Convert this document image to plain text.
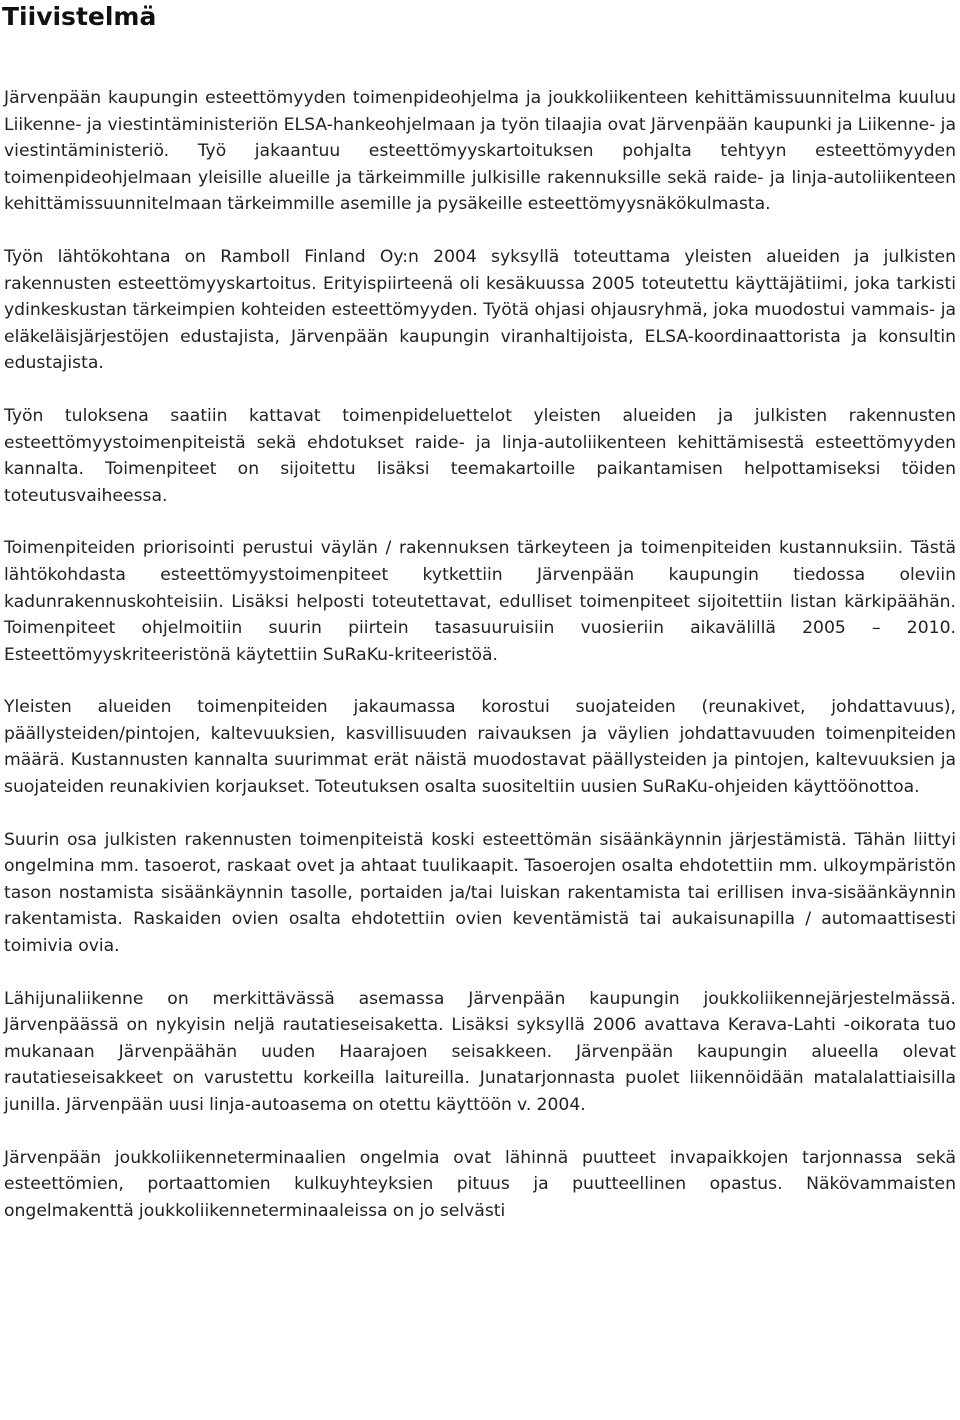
Tiivistelmä

Järvenpään kaupungin esteettömyyden toimenpideohjelma ja joukkoliikenteen kehittämissuunnitelma kuuluu Liikenne- ja viestintäministeriön ELSA-hankeohjelmaan ja työn tilaajia ovat Järvenpään kaupunki ja Liikenne- ja viestintäministeriö. Työ jakaantuu esteettömyyskartoituksen pohjalta tehtyyn esteettömyyden toimenpideohjelmaan yleisille alueille ja tärkeimmille julkisille rakennuksille sekä raide- ja linja-autoliikenteen kehittämissuunnitelmaan tärkeimmille asemille ja pysäkeille esteettömyysnäkökulmasta.

Työn lähtökohtana on Ramboll Finland Oy:n 2004 syksyllä toteuttama yleisten alueiden ja julkisten rakennusten esteettömyyskartoitus. Erityispiirteenä oli kesäkuussa 2005 toteutettu käyttäjätiimi, joka tarkisti ydinkeskustan tärkeimpien kohteiden esteettömyyden. Työtä ohjasi ohjausryhmä, joka muodostui vammais- ja eläkeläisjärjestöjen edustajista, Järvenpään kaupungin viranhaltijoista, ELSA-koordinaattorista ja konsultin edustajista.

Työn tuloksena saatiin kattavat toimenpideluettelot yleisten alueiden ja julkisten rakennusten esteettömyystoimenpiteistä sekä ehdotukset raide- ja linja-autoliikenteen kehittämisestä esteettömyyden kannalta. Toimenpiteet on sijoitettu lisäksi teemakartoille paikantamisen helpottamiseksi töiden toteutusvaiheessa.

Toimenpiteiden priorisointi perustui väylän / rakennuksen tärkeyteen ja toimenpiteiden kustannuksiin. Tästä lähtökohdasta esteettömyystoimenpiteet kytkettiin Järvenpään kaupungin tiedossa oleviin kadunrakennuskohteisiin. Lisäksi helposti toteutettavat, edulliset toimenpiteet sijoitettiin listan kärkipäähän. Toimenpiteet ohjelmoitiin suurin piirtein tasasuuruisiin vuosieriin aikavälillä 2005 – 2010. Esteettömyyskriteeristönä käytettiin SuRaKu-kriteeristöä.

Yleisten alueiden toimenpiteiden jakaumassa korostui suojateiden (reunakivet, johdattavuus), päällysteiden/pintojen, kaltevuuksien, kasvillisuuden raivauksen ja väylien johdattavuuden toimenpiteiden määrä. Kustannusten kannalta suurimmat erät näistä muodostavat päällysteiden ja pintojen, kaltevuuksien ja suojateiden reunakivien korjaukset. Toteutuksen osalta suositeltiin uusien SuRaKu-ohjeiden käyttöönottoa.

Suurin osa julkisten rakennusten toimenpiteistä koski esteettömän sisäänkäynnin järjestämistä. Tähän liittyi ongelmina mm. tasoerot, raskaat ovet ja ahtaat tuulikaapit. Tasoerojen osalta ehdotettiin mm. ulkoympäristön tason nostamista sisäänkäynnin tasolle, portaiden ja/tai luiskan rakentamista tai erillisen inva-sisäänkäynnin rakentamista. Raskaiden ovien osalta ehdotettiin ovien keventämistä tai aukaisunapilla / automaattisesti toimivia ovia.

Lähijunaliikenne on merkittävässä asemassa Järvenpään kaupungin joukkoliikennejärjestelmässä. Järvenpäässä on nykyisin neljä rautatieseisaketta. Lisäksi syksyllä 2006 avattava Kerava-Lahti -oikorata tuo mukanaan Järvenpäähän uuden Haarajoen seisakkeen. Järvenpään kaupungin alueella olevat rautatieseisakkeet on varustettu korkeilla laitureilla. Junatarjonnasta puolet liikennöidään matalalattiaisilla junilla. Järvenpään uusi linja-autoasema on otettu käyttöön v. 2004.

Järvenpään joukkoliikenneterminaalien ongelmia ovat lähinnä puutteet invapaikkojen tarjonnassa sekä esteettömien, portaattomien kulkuyhteyksien pituus ja puutteellinen opastus. Näkövammaisten ongelmakenttä joukkoliikenneterminaaleissa on jo selvästi
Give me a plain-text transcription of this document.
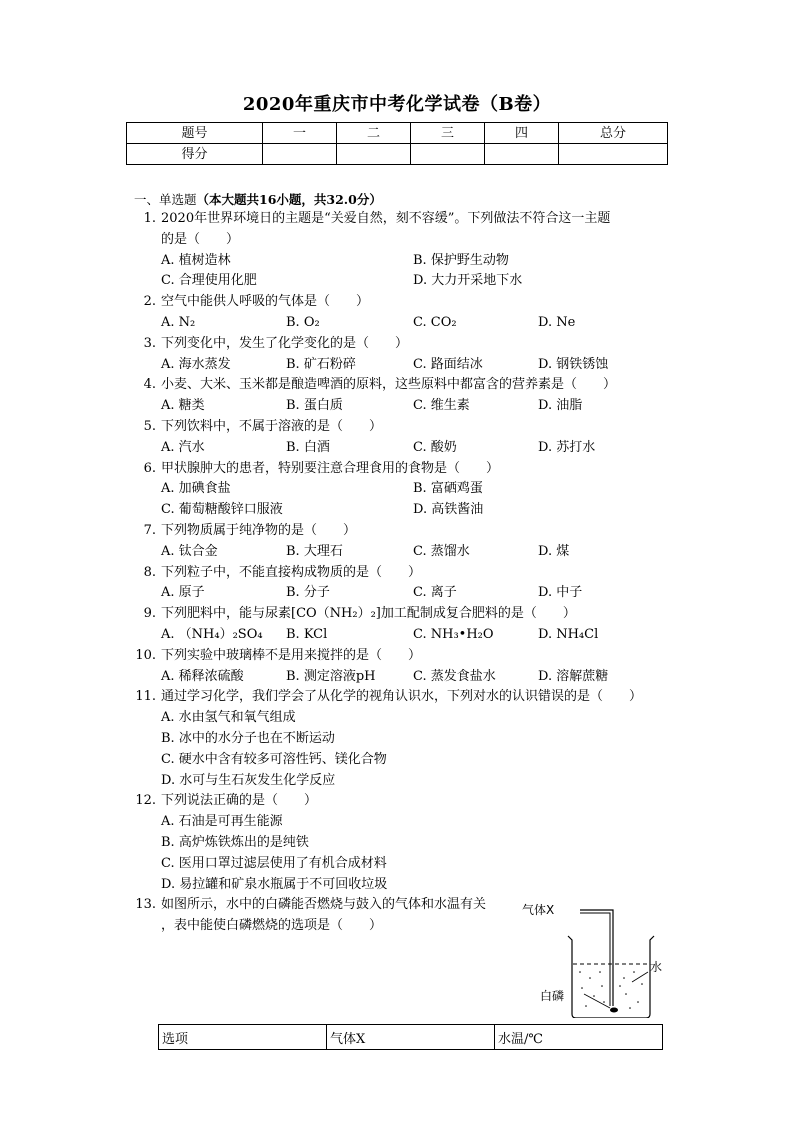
2020年重庆市中考化学试卷（B卷）
题号	一	二	三	四	总分
得分					
一、单选题（本大题共16小题，共32.0分）
1. 2020年世界环境日的主题是“关爱自然，刻不容缓”。下列做法不符合这一主题
的是（　　）
A. 植树造林	B. 保护野生动物
C. 合理使用化肥	D. 大力开采地下水
2. 空气中能供人呼吸的气体是（　　）
A. N₂	B. O₂	C. CO₂	D. Ne
3. 下列变化中，发生了化学变化的是（　　）
A. 海水蒸发	B. 矿石粉碎	C. 路面结冰	D. 钢铁锈蚀
4. 小麦、大米、玉米都是酿造啤酒的原料，这些原料中都富含的营养素是（　　）
A. 糖类	B. 蛋白质	C. 维生素	D. 油脂
5. 下列饮料中，不属于溶液的是（　　）
A. 汽水	B. 白酒	C. 酸奶	D. 苏打水
6. 甲状腺肿大的患者，特别要注意合理食用的食物是（　　）
A. 加碘食盐	B. 富硒鸡蛋
C. 葡萄糖酸锌口服液	D. 高铁酱油
7. 下列物质属于纯净物的是（　　）
A. 钛合金	B. 大理石	C. 蒸馏水	D. 煤
8. 下列粒子中，不能直接构成物质的是（　　）
A. 原子	B. 分子	C. 离子	D. 中子
9. 下列肥料中，能与尿素[CO（NH₂）₂]加工配制成复合肥料的是（　　）
A. （NH₄）₂SO₄ B. KCl	C. NH₃•H₂O	D. NH₄Cl
10. 下列实验中玻璃棒不是用来搅拌的是（　　）
A. 稀释浓硫酸	B. 测定溶液pH	C. 蒸发食盐水	D. 溶解蔗糖
11. 通过学习化学，我们学会了从化学的视角认识水，下列对水的认识错误的是（　　）
A. 水由氢气和氧气组成
B. 冰中的水分子也在不断运动
C. 硬水中含有较多可溶性钙、镁化合物
D. 水可与生石灰发生化学反应
12. 下列说法正确的是（　　）
A. 石油是可再生能源
B. 高炉炼铁炼出的是纯铁
C. 医用口罩过滤层使用了有机合成材料
D. 易拉罐和矿泉水瓶属于不可回收垃圾
13. 如图所示，水中的白磷能否燃烧与鼓入的气体和水温有关
，表中能使白磷燃烧的选项是（　　）
气体X
水
白磷
选项	气体X	水温/℃
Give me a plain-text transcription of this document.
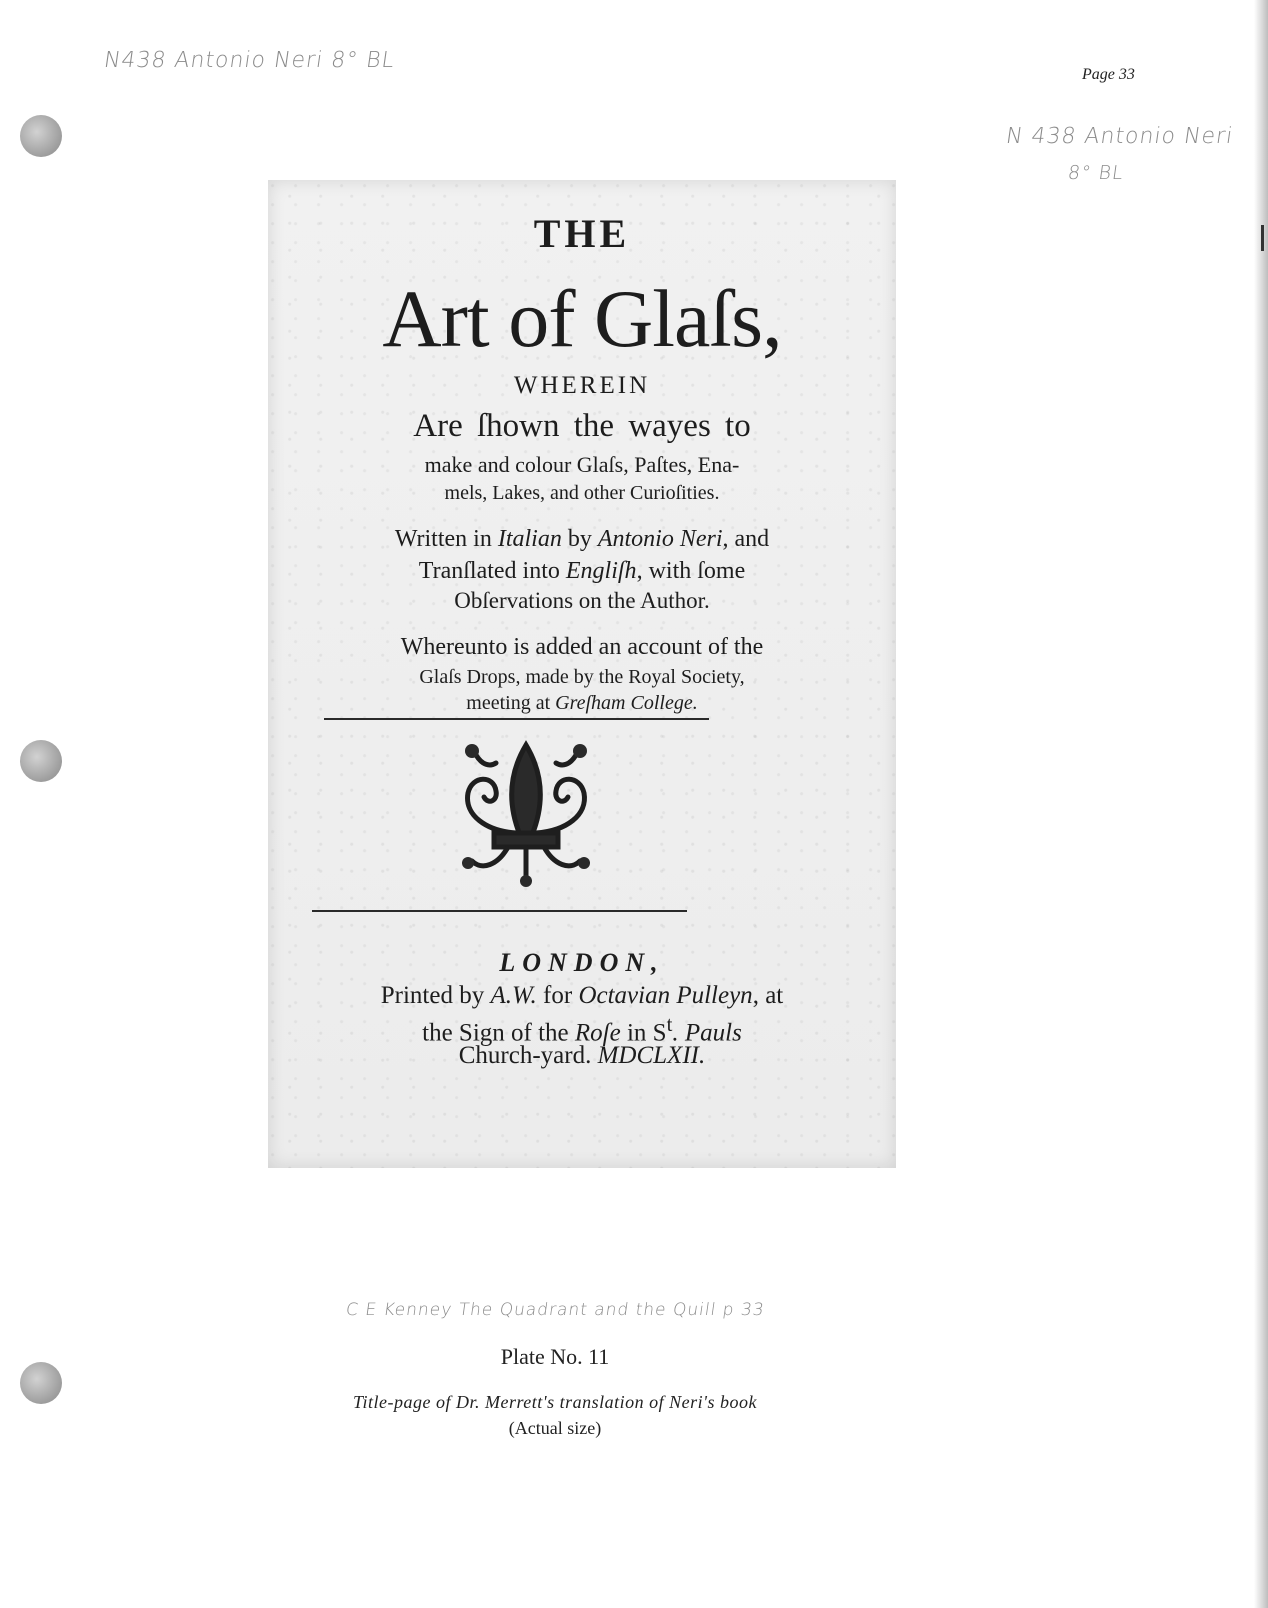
N438 Antonio Neri 8° BL
N 438 Antonio Neri
8° BL
Page 33
THE
Art of Glaſs,
WHEREIN
Are ſhown the wayes to
make and colour Glaſs, Paſtes, Ena-
mels, Lakes, and other Curioſities.
Written in Italian by Antonio Neri, and
Tranſlated into Engliſh, with ſome
Obſervations on the Author.
Whereunto is added an account of the
Glaſs Drops, made by the Royal Society,
meeting at Greſham College.
LONDON,
Printed by A.W. for Octavian Pulleyn, at
the Sign of the Roſe in $S^t$. Pauls
Church-yard. MDCLXII.
C E Kenney The Quadrant and the Quill p 33
Plate No. 11
Title-page of Dr. Merrett's translation of Neri's book
(Actual size)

★ ★ ★ ★ ★

EXERCISE TASK: Each record above should be copied character for character, with pictures dropped.

EXERCISE ANSWER:
Convert this document image to plain text.
Tiivistelmä

Järvenpään kaupungin esteettömyyden toimenpideohjelma ja joukkoliikenteen kehittämissuunnitelma kuuluu Liikenne- ja viestintäministeriön ELSA-hankeohjelmaan ja työn tilaajia ovat Järvenpään kaupunki ja Liikenne- ja viestintäministeriö. Työ jakaantuu esteettömyyskartoituksen pohjalta tehtyyn esteettömyyden toimenpideohjelmaan yleisille alueille ja tärkeimmille julkisille rakennuksille sekä raide- ja linja-autoliikenteen kehittämissuunnitelmaan tärkeimmille asemille ja pysäkeille esteettömyysnäkökulmasta.

Työn lähtökohtana on Ramboll Finland Oy:n 2004 syksyllä toteuttama yleisten alueiden ja julkisten rakennusten esteettömyyskartoitus. Erityispiirteenä oli kesäkuussa 2005 toteutettu käyttäjätiimi, joka tarkisti ydinkeskustan tärkeimpien kohteiden esteettömyyden. Työtä ohjasi ohjausryhmä, joka muodostui vammais- ja eläkeläisjärjestöjen edustajista, Järvenpään kaupungin viranhaltijoista, ELSA-koordinaattorista ja konsultin edustajista.

Työn tuloksena saatiin kattavat toimenpideluettelot yleisten alueiden ja julkisten rakennusten esteettömyystoimenpiteistä sekä ehdotukset raide- ja linja-autoliikenteen kehittämisestä esteettömyyden kannalta. Toimenpiteet on sijoitettu lisäksi teemakartoille paikantamisen helpottamiseksi töiden toteutusvaiheessa.

Toimenpiteiden priorisointi perustui väylän / rakennuksen tärkeyteen ja toimenpiteiden kustannuksiin. Tästä lähtökohdasta esteettömyystoimenpiteet kytkettiin Järvenpään kaupungin tiedossa oleviin kadunrakennuskohteisiin. Lisäksi helposti toteutettavat, edulliset toimenpiteet sijoitettiin listan kärkipäähän. Toimenpiteet ohjelmoitiin suurin piirtein tasasuuruisiin vuosieriin aikavälillä 2005 – 2010. Esteettömyyskriteeristönä käytettiin SuRaKu-kriteeristöä.

Yleisten alueiden toimenpiteiden jakaumassa korostui suojateiden (reunakivet, johdattavuus), päällysteiden/pintojen, kaltevuuksien, kasvillisuuden raivauksen ja väylien johdattavuuden toimenpiteiden määrä. Kustannusten kannalta suurimmat erät näistä muodostavat päällysteiden ja pintojen, kaltevuuksien ja suojateiden reunakivien korjaukset. Toteutuksen osalta suositeltiin uusien SuRaKu-ohjeiden käyttöönottoa.

Suurin osa julkisten rakennusten toimenpiteistä koski esteettömän sisäänkäynnin järjestämistä. Tähän liittyi ongelmina mm. tasoerot, raskaat ovet ja ahtaat tuulikaapit. Tasoerojen osalta ehdotettiin mm. ulkoympäristön tason nostamista sisäänkäynnin tasolle, portaiden ja/tai luiskan rakentamista tai erillisen inva-sisäänkäynnin rakentamista. Raskaiden ovien osalta ehdotettiin ovien keventämistä tai aukaisunapilla / automaattisesti toimivia ovia.

Lähijunaliikenne on merkittävässä asemassa Järvenpään kaupungin joukkoliikennejärjestelmässä. Järvenpäässä on nykyisin neljä rautatieseisaketta. Lisäksi syksyllä 2006 avattava Kerava-Lahti -oikorata tuo mukanaan Järvenpäähän uuden Haarajoen seisakkeen. Järvenpään kaupungin alueella olevat rautatieseisakkeet on varustettu korkeilla laitureilla. Junatarjonnasta puolet liikennöidään matalalattiaisilla junilla. Järvenpään uusi linja-autoasema on otettu käyttöön v. 2004.

Järvenpään joukkoliikenneterminaalien ongelmia ovat lähinnä puutteet invapaikkojen tarjonnassa sekä esteettömien, portaattomien kulkuyhteyksien pituus ja puutteellinen opastus. Näkövammaisten ongelmakenttä joukkoliikenneterminaaleissa on jo selvästi
Give me a plain-text transcription of this document.
2020年重庆市中考化学试卷（B卷）
题号	一	二	三	四	总分
得分					
一、单选题（本大题共16小题，共32.0分）
1. 2020年世界环境日的主题是“关爱自然，刻不容缓”。下列做法不符合这一主题
的是（　　）
A. 植树造林	B. 保护野生动物
C. 合理使用化肥	D. 大力开采地下水
2. 空气中能供人呼吸的气体是（　　）
A. N₂	B. O₂	C. CO₂	D. Ne
3. 下列变化中，发生了化学变化的是（　　）
A. 海水蒸发	B. 矿石粉碎	C. 路面结冰	D. 钢铁锈蚀
4. 小麦、大米、玉米都是酿造啤酒的原料，这些原料中都富含的营养素是（　　）
A. 糖类	B. 蛋白质	C. 维生素	D. 油脂
5. 下列饮料中，不属于溶液的是（　　）
A. 汽水	B. 白酒	C. 酸奶	D. 苏打水
6. 甲状腺肿大的患者，特别要注意合理食用的食物是（　　）
A. 加碘食盐	B. 富硒鸡蛋
C. 葡萄糖酸锌口服液	D. 高铁酱油
7. 下列物质属于纯净物的是（　　）
A. 钛合金	B. 大理石	C. 蒸馏水	D. 煤
8. 下列粒子中，不能直接构成物质的是（　　）
A. 原子	B. 分子	C. 离子	D. 中子
9. 下列肥料中，能与尿素[CO（NH₂）₂]加工配制成复合肥料的是（　　）
A. （NH₄）₂SO₄ B. KCl	C. NH₃•H₂O	D. NH₄Cl
10. 下列实验中玻璃棒不是用来搅拌的是（　　）
A. 稀释浓硫酸	B. 测定溶液pH	C. 蒸发食盐水	D. 溶解蔗糖
11. 通过学习化学，我们学会了从化学的视角认识水，下列对水的认识错误的是（　　）
A. 水由氢气和氧气组成
B. 冰中的水分子也在不断运动
C. 硬水中含有较多可溶性钙、镁化合物
D. 水可与生石灰发生化学反应
12. 下列说法正确的是（　　）
A. 石油是可再生能源
B. 高炉炼铁炼出的是纯铁
C. 医用口罩过滤层使用了有机合成材料
D. 易拉罐和矿泉水瓶属于不可回收垃圾
13. 如图所示，水中的白磷能否燃烧与鼓入的气体和水温有关
，表中能使白磷燃烧的选项是（　　）
气体X
水
白磷
选项	气体X	水温/℃
Give me a plain-text transcription of this document.
N438 Antonio Neri 8° BL
N 438 Antonio Neri
8° BL
Page 33
THE
Art of Glaſs,
WHEREIN
Are ſhown the wayes to
make and colour Glaſs, Paſtes, Ena-
mels, Lakes, and other Curioſities.
Written in Italian by Antonio Neri, and
Tranſlated into Engliſh, with ſome
Obſervations on the Author.
Whereunto is added an account of the
Glaſs Drops, made by the Royal Society,
meeting at Greſham College.
LONDON,
Printed by A.W. for Octavian Pulleyn, at
the Sign of the Roſe in $S^t$. Pauls
Church-yard. MDCLXII.
C E Kenney The Quadrant and the Quill p 33
Plate No. 11
Title-page of Dr. Merrett's translation of Neri's book
(Actual size)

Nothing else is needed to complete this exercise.